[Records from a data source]
========================================
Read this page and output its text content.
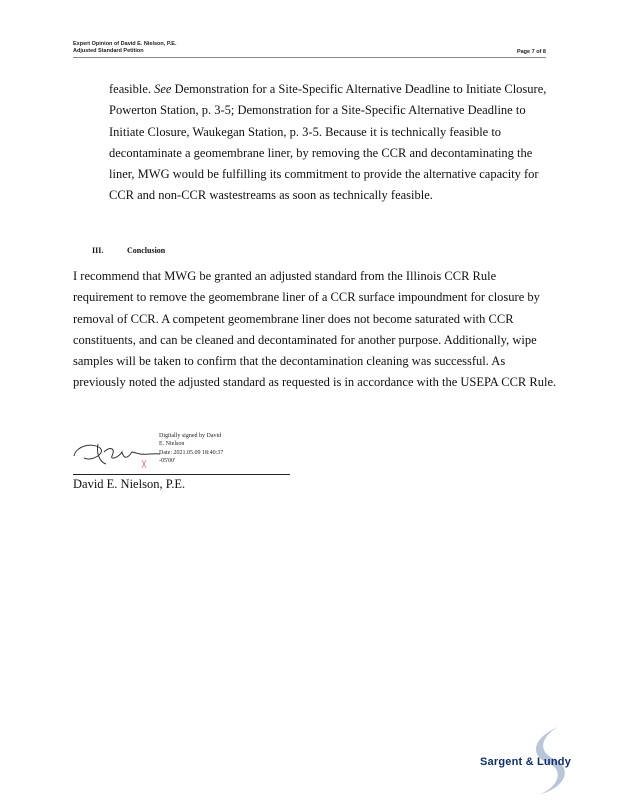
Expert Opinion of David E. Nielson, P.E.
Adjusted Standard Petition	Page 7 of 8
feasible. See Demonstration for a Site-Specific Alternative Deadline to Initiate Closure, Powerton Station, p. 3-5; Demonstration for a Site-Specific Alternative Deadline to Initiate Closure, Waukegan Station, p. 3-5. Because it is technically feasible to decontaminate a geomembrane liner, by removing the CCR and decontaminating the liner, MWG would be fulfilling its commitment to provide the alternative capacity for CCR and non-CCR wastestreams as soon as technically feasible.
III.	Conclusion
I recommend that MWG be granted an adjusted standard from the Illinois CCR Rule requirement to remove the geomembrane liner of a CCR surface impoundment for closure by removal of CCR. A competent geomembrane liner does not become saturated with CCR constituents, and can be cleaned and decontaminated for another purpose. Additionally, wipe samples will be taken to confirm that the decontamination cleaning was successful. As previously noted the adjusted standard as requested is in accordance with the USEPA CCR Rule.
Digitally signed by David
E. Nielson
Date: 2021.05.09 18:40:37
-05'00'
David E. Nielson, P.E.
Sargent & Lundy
========================================
## Your objective
Copy each line in the data that holds the word "David".

## Result
Expert Opinion of David E. Nielson, P.E.
Digitally signed by David
David E. Nielson, P.E.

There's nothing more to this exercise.